Passage to read:
Transformers are also being employed for vision applications (ViTs). This new class of models was empirically proven to be viable alternatives to more traditional Convolutional Neural Networks (CNNs) in the paper “An Image is Worth 16x16 Words: Transformers for Image Recognition at Scale“, published by the team at Google Brain in 2021.
Vision transformers are of a size and scale that are approachable for SoC designers targeting the high-performance, edge AI market. There’s just one problem: vision transformers are not CNNs and many of the assumptions made by the designers of first-generation Neural Processing Unit (NPU) and AI hardware accelerators found in today’s SoCs do not translate well to this new class of models.
ViTs garnered a lot of hype because the team at Google Brain proved that they were viable alternatives to CNNs. CNNs, as their name suggests, are built using convolutional filters. In Figure 1 below, we have a 6x6 input matrix on the left, a 3x3 convolutional filter in the middle, and a 4x4 output tensor on the right. The output tensor’s values are calculated by multiplying each 3x3 section of the input matrix on the left with the 3x3 convolutional filter.
This particular convolutional filter, with positive 1 values in its left column, 0 values in its middle column, and negative 1 values in its right column, produces positive output values where vertical edges are found in the original matrix, i.e. in the middle of the example input matrix.

Extracted records:
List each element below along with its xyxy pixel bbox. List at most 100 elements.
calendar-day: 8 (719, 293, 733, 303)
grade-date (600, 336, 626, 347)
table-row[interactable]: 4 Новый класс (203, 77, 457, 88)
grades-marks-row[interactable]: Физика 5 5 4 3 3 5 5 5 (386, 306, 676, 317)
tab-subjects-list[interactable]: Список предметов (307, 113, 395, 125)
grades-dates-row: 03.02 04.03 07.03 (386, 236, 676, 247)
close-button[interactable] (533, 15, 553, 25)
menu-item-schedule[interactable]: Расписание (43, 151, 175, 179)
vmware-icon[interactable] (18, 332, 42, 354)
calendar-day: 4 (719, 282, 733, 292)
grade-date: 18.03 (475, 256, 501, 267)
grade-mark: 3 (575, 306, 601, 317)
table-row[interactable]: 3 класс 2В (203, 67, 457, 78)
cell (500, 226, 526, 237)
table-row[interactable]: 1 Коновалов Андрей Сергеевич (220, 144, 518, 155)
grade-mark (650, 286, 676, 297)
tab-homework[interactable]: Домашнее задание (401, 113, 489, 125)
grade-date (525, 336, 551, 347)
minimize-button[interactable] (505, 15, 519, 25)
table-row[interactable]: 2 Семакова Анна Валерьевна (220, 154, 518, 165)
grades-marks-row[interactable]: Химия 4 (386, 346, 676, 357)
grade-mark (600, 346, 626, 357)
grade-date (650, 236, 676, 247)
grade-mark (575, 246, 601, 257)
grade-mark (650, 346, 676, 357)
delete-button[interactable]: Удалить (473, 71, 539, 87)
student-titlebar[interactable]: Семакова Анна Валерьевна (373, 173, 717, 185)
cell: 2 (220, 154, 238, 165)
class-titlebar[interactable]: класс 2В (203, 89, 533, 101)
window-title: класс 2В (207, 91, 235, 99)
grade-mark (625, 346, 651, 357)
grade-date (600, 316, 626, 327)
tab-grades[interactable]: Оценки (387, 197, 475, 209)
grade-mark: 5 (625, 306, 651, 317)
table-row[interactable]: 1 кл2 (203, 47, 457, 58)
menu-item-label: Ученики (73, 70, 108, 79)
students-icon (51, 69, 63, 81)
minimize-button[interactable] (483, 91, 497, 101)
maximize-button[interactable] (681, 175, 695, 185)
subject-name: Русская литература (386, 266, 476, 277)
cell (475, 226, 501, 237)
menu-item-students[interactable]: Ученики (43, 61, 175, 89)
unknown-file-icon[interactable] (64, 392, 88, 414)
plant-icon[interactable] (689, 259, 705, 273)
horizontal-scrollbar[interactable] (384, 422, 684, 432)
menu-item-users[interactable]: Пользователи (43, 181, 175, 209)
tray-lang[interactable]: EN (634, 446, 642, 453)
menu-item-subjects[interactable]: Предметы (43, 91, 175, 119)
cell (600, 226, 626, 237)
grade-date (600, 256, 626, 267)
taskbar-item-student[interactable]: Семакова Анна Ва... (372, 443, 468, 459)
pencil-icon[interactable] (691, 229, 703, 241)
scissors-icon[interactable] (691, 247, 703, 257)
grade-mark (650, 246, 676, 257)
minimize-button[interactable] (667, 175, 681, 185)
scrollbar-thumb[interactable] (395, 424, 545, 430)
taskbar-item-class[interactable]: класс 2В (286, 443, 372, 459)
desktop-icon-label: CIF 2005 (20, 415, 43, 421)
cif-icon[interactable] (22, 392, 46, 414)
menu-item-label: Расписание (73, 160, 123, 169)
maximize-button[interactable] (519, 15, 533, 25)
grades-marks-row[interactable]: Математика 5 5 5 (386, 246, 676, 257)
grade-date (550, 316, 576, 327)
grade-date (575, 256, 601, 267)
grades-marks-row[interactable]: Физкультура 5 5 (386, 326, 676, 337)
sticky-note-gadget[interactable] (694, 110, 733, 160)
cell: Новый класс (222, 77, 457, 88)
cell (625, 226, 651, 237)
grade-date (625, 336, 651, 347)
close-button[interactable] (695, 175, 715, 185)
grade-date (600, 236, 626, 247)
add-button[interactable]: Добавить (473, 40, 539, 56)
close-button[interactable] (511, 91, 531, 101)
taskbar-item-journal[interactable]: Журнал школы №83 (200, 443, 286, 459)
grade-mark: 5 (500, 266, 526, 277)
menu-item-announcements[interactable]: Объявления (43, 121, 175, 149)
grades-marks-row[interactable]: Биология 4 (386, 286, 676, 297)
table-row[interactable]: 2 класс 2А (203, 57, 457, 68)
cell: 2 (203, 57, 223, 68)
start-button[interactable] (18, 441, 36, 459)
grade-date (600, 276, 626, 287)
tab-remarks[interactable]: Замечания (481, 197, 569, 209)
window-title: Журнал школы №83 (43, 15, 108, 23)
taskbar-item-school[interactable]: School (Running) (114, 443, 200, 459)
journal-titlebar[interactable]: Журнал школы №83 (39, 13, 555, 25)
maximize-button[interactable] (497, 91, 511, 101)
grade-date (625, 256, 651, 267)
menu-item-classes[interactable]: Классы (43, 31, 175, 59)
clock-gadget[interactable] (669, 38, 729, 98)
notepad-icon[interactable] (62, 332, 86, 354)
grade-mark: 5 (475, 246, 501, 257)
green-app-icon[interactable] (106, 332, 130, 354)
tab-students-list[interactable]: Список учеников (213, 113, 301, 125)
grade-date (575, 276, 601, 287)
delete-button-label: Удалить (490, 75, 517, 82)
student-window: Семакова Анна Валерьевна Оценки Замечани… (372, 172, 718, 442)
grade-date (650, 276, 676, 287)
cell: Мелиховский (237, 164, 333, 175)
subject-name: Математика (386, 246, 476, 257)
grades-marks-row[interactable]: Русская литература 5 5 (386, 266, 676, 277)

Exercises:
• a. According to the passage on vision transformers, which team published the paper showing that ViTs are viable alternatives to CNNs, and in what year?
• b. List everything that the passage on vision transformers says Figure 1 shows, with each one's dimensions and position.

In response:
• a. The team at Google Brain published it in 2021.

• b.
- A 6x6 input matrix, on the left
- A 3x3 convolutional filter, in the middle
- A 4x4 output tensor, on the right